■ **REQUIREMENT**: Reproduce all entries precisely as they are written.

--- start ---

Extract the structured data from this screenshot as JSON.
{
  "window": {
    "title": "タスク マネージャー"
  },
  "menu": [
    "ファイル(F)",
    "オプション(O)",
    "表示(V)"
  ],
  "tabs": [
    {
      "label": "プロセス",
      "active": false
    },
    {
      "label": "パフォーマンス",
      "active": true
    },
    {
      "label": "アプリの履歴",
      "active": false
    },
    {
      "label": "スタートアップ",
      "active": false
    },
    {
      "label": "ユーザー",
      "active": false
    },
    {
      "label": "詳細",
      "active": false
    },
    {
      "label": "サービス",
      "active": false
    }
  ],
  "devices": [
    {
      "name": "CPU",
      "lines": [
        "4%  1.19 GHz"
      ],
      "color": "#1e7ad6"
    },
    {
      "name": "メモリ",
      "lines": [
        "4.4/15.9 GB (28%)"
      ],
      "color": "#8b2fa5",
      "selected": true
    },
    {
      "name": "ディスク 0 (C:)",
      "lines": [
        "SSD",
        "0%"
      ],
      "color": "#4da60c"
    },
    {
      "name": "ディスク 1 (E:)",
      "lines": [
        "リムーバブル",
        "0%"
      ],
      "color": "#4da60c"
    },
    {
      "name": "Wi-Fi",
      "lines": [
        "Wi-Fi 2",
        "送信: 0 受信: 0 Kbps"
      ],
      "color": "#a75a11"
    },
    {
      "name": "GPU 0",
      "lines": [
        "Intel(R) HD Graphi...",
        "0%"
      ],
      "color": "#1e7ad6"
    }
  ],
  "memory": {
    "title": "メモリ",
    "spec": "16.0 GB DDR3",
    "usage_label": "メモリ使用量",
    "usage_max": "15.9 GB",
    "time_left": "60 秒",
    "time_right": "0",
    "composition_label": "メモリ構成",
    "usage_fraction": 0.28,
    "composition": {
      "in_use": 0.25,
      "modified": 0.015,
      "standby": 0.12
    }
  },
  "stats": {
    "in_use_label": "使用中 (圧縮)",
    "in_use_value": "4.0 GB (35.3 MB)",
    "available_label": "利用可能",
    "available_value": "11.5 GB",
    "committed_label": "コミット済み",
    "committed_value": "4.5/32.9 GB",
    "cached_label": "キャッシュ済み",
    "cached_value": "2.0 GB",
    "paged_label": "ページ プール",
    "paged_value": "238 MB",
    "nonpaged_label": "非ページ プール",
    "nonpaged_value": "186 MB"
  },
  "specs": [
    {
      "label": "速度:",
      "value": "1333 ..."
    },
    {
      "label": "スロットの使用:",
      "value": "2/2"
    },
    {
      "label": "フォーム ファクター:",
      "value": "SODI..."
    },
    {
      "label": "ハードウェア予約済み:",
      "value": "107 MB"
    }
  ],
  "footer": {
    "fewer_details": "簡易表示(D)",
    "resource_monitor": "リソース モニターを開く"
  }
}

--- end ---

■ **FINISHED EXERCISE**:
Extract the structured data from this screenshot as JSON.
{
  "window": {
    "title": "タスク マネージャー"
  },
  "menu": [
    "ファイル(F)",
    "オプション(O)",
    "表示(V)"
  ],
  "tabs": [
    {
      "label": "プロセス",
      "active": false
    },
    {
      "label": "パフォーマンス",
      "active": true
    },
    {
      "label": "アプリの履歴",
      "active": false
    },
    {
      "label": "スタートアップ",
      "active": false
    },
    {
      "label": "ユーザー",
      "active": false
    },
    {
      "label": "詳細",
      "active": false
    },
    {
      "label": "サービス",
      "active": false
    }
  ],
  "devices": [
    {
      "name": "CPU",
      "lines": [
        "4%  1.19 GHz"
      ],
      "color": "#1e7ad6"
    },
    {
      "name": "メモリ",
      "lines": [
        "4.4/15.9 GB (28%)"
      ],
      "color": "#8b2fa5",
      "selected": true
    },
    {
      "name": "ディスク 0 (C:)",
      "lines": [
        "SSD",
        "0%"
      ],
      "color": "#4da60c"
    },
    {
      "name": "ディスク 1 (E:)",
      "lines": [
        "リムーバブル",
        "0%"
      ],
      "color": "#4da60c"
    },
    {
      "name": "Wi-Fi",
      "lines": [
        "Wi-Fi 2",
        "送信: 0 受信: 0 Kbps"
      ],
      "color": "#a75a11"
    },
    {
      "name": "GPU 0",
      "lines": [
        "Intel(R) HD Graphi...",
        "0%"
      ],
      "color": "#1e7ad6"
    }
  ],
  "memory": {
    "title": "メモリ",
    "spec": "16.0 GB DDR3",
    "usage_label": "メモリ使用量",
    "usage_max": "15.9 GB",
    "time_left": "60 秒",
    "time_right": "0",
    "composition_label": "メモリ構成",
    "usage_fraction": 0.28,
    "composition": {
      "in_use": 0.25,
      "modified": 0.015,
      "standby": 0.12
    }
  },
  "stats": {
    "in_use_label": "使用中 (圧縮)",
    "in_use_value": "4.0 GB (35.3 MB)",
    "available_label": "利用可能",
    "available_value": "11.5 GB",
    "committed_label": "コミット済み",
    "committed_value": "4.5/32.9 GB",
    "cached_label": "キャッシュ済み",
    "cached_value": "2.0 GB",
    "paged_label": "ページ プール",
    "paged_value": "238 MB",
    "nonpaged_label": "非ページ プール",
    "nonpaged_value": "186 MB"
  },
  "specs": [
    {
      "label": "速度:",
      "value": "1333 ..."
    },
    {
      "label": "スロットの使用:",
      "value": "2/2"
    },
    {
      "label": "フォーム ファクター:",
      "value": "SODI..."
    },
    {
      "label": "ハードウェア予約済み:",
      "value": "107 MB"
    }
  ],
  "footer": {
    "fewer_details": "簡易表示(D)",
    "resource_monitor": "リソース モニターを開く"
  }
}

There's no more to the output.